> **Direction**:
Omit all images. Transcribe the rest of the material below exactly.
start Entries
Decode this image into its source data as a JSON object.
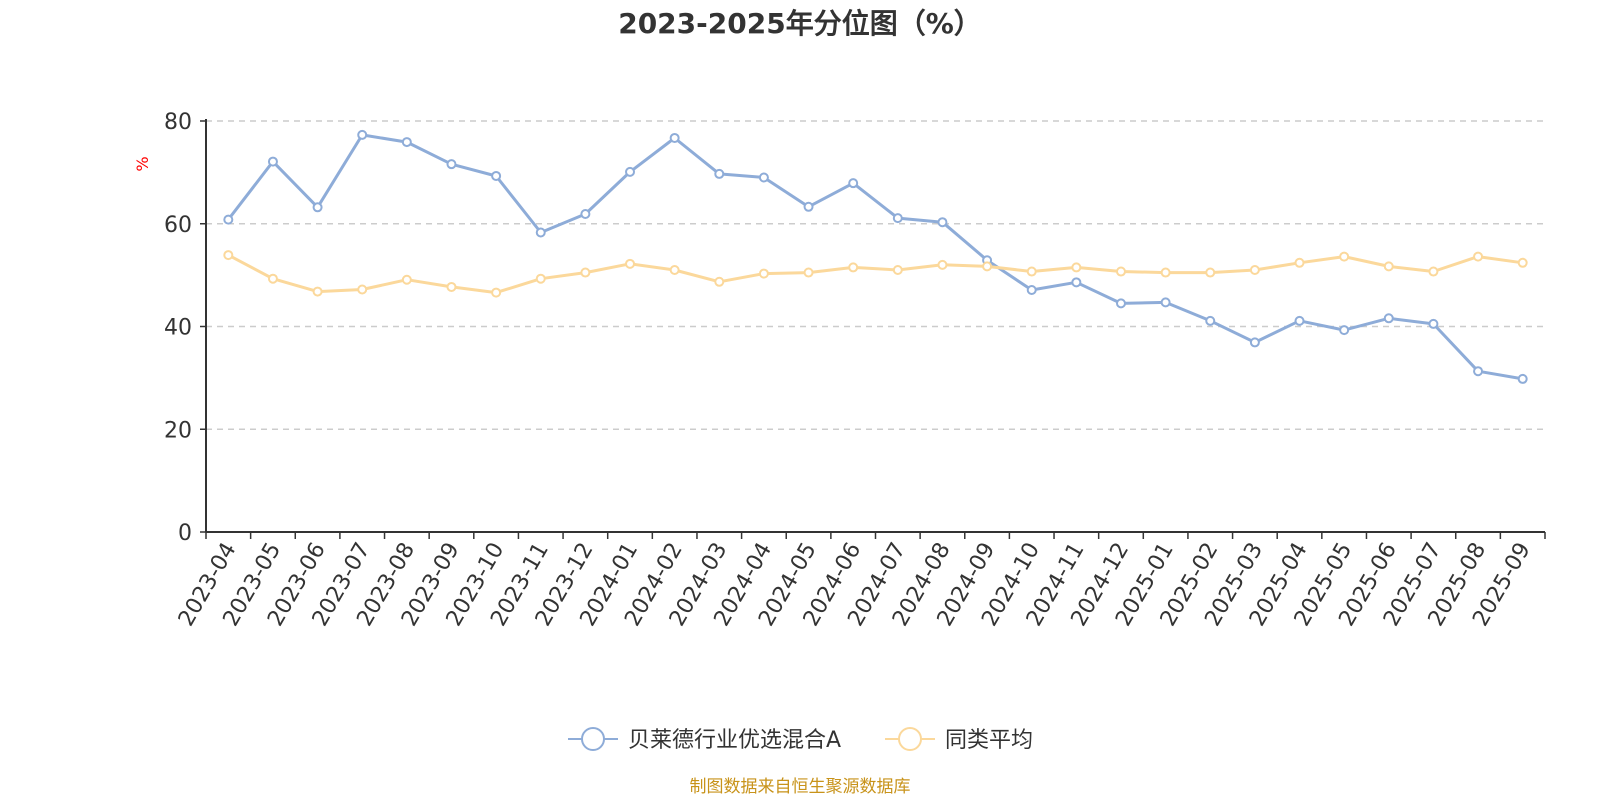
{
  "colors": {
    "series_main": "#8eacd8",
    "series_avg": "#fbd89b",
    "axis": "#333333",
    "grid": "#cccccc",
    "unit": "#ff0000",
    "footer": "#c8931a",
    "title": "#333333"
  },
  "chart_data": {
    "type": "line",
    "title": "2023-2025年分位图（%）",
    "ylabel": "%",
    "xlabel": "",
    "ylim": [
      0,
      80
    ],
    "yticks": [
      0,
      20,
      40,
      60,
      80
    ],
    "grid": true,
    "legend_position": "bottom-center",
    "categories": [
      "2023-04",
      "2023-05",
      "2023-06",
      "2023-07",
      "2023-08",
      "2023-09",
      "2023-10",
      "2023-11",
      "2023-12",
      "2024-01",
      "2024-02",
      "2024-03",
      "2024-04",
      "2024-05",
      "2024-06",
      "2024-07",
      "2024-08",
      "2024-09",
      "2024-10",
      "2024-11",
      "2024-12",
      "2025-01",
      "2025-02",
      "2025-03",
      "2025-04",
      "2025-05",
      "2025-06",
      "2025-07",
      "2025-08",
      "2025-09"
    ],
    "series": [
      {
        "name": "贝莱德行业优选混合A",
        "color_key": "series_main",
        "values": [
          60.8,
          72.1,
          63.2,
          77.3,
          75.9,
          71.6,
          69.3,
          58.3,
          61.9,
          70.1,
          76.7,
          69.7,
          69.0,
          63.3,
          67.9,
          61.1,
          60.3,
          52.9,
          47.1,
          48.6,
          44.5,
          44.7,
          41.1,
          36.9,
          41.1,
          39.3,
          41.6,
          40.5,
          31.3,
          29.8
        ]
      },
      {
        "name": "同类平均",
        "color_key": "series_avg",
        "values": [
          53.9,
          49.3,
          46.8,
          47.2,
          49.1,
          47.7,
          46.6,
          49.3,
          50.5,
          52.2,
          51.0,
          48.7,
          50.3,
          50.5,
          51.5,
          51.0,
          52.0,
          51.7,
          50.7,
          51.5,
          50.7,
          50.5,
          50.5,
          51.0,
          52.4,
          53.6,
          51.7,
          50.7,
          53.6,
          52.4
        ]
      }
    ],
    "footer": "制图数据来自恒生聚源数据库"
  }
}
end Entries
> **Task output**:
Decode this image into its source data as a JSON object.
{
  "colors": {
    "series_main": "#8eacd8",
    "series_avg": "#fbd89b",
    "axis": "#333333",
    "grid": "#cccccc",
    "unit": "#ff0000",
    "footer": "#c8931a",
    "title": "#333333"
  },
  "chart_data": {
    "type": "line",
    "title": "2023-2025年分位图（%）",
    "ylabel": "%",
    "xlabel": "",
    "ylim": [
      0,
      80
    ],
    "yticks": [
      0,
      20,
      40,
      60,
      80
    ],
    "grid": true,
    "legend_position": "bottom-center",
    "categories": [
      "2023-04",
      "2023-05",
      "2023-06",
      "2023-07",
      "2023-08",
      "2023-09",
      "2023-10",
      "2023-11",
      "2023-12",
      "2024-01",
      "2024-02",
      "2024-03",
      "2024-04",
      "2024-05",
      "2024-06",
      "2024-07",
      "2024-08",
      "2024-09",
      "2024-10",
      "2024-11",
      "2024-12",
      "2025-01",
      "2025-02",
      "2025-03",
      "2025-04",
      "2025-05",
      "2025-06",
      "2025-07",
      "2025-08",
      "2025-09"
    ],
    "series": [
      {
        "name": "贝莱德行业优选混合A",
        "color_key": "series_main",
        "values": [
          60.8,
          72.1,
          63.2,
          77.3,
          75.9,
          71.6,
          69.3,
          58.3,
          61.9,
          70.1,
          76.7,
          69.7,
          69.0,
          63.3,
          67.9,
          61.1,
          60.3,
          52.9,
          47.1,
          48.6,
          44.5,
          44.7,
          41.1,
          36.9,
          41.1,
          39.3,
          41.6,
          40.5,
          31.3,
          29.8
        ]
      },
      {
        "name": "同类平均",
        "color_key": "series_avg",
        "values": [
          53.9,
          49.3,
          46.8,
          47.2,
          49.1,
          47.7,
          46.6,
          49.3,
          50.5,
          52.2,
          51.0,
          48.7,
          50.3,
          50.5,
          51.5,
          51.0,
          52.0,
          51.7,
          50.7,
          51.5,
          50.7,
          50.5,
          50.5,
          51.0,
          52.4,
          53.6,
          51.7,
          50.7,
          53.6,
          52.4
        ]
      }
    ],
    "footer": "制图数据来自恒生聚源数据库"
  }
}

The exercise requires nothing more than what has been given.